* START Given entries *

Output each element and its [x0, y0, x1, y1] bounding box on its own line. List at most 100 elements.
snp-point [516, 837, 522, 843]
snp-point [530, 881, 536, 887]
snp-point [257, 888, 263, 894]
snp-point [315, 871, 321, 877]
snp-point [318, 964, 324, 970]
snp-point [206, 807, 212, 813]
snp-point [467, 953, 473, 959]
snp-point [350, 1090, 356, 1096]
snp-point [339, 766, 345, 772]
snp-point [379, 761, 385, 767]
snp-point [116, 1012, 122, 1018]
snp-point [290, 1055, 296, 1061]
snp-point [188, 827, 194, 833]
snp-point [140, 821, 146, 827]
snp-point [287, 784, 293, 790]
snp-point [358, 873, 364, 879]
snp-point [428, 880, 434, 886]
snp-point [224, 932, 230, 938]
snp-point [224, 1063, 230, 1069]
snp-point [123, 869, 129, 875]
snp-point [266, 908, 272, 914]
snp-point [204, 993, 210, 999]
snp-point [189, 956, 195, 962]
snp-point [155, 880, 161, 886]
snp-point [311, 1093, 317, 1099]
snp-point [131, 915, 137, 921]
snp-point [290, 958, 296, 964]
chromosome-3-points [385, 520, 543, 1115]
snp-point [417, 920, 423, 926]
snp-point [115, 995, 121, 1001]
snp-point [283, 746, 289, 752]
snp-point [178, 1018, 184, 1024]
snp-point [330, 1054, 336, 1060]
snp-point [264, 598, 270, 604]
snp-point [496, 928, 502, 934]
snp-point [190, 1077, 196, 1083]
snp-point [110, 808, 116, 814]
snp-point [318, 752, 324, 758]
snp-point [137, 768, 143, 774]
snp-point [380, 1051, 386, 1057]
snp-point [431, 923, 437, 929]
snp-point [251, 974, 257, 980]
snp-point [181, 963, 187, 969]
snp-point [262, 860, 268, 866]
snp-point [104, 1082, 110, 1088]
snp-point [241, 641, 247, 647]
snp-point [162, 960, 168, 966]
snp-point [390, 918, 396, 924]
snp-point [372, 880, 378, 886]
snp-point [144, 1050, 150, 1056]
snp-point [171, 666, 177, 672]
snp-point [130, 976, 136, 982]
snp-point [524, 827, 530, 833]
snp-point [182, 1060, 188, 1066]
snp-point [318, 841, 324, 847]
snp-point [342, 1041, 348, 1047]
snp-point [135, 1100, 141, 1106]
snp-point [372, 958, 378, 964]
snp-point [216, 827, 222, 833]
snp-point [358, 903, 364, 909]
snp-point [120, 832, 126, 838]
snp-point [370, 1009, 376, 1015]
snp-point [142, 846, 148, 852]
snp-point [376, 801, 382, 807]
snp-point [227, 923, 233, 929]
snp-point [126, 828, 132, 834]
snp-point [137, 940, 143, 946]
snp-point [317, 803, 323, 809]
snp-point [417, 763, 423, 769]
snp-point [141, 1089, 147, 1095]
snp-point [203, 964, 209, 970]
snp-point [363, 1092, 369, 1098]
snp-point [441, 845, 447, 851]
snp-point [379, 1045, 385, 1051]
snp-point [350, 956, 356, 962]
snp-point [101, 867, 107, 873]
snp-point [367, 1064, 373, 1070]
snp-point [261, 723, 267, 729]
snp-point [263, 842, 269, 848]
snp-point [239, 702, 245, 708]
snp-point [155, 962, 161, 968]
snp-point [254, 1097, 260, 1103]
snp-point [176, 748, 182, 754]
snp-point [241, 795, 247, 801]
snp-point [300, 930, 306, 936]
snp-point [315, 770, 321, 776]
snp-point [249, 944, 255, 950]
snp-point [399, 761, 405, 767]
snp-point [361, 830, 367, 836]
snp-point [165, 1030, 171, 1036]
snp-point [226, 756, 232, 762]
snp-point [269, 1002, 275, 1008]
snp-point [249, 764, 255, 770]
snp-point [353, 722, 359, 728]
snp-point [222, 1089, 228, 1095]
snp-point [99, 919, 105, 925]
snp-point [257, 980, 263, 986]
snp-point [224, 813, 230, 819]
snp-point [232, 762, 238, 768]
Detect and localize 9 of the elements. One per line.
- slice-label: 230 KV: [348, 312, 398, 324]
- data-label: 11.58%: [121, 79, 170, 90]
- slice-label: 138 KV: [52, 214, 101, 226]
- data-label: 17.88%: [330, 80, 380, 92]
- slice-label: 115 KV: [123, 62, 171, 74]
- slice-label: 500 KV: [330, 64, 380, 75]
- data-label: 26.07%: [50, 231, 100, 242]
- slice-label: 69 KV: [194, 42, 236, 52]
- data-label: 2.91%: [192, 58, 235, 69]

* END Given entries *

_Required task:_ How many lines in the rows above contain the string "slice"? Reply with the number alone.

_Exercise result:_ 5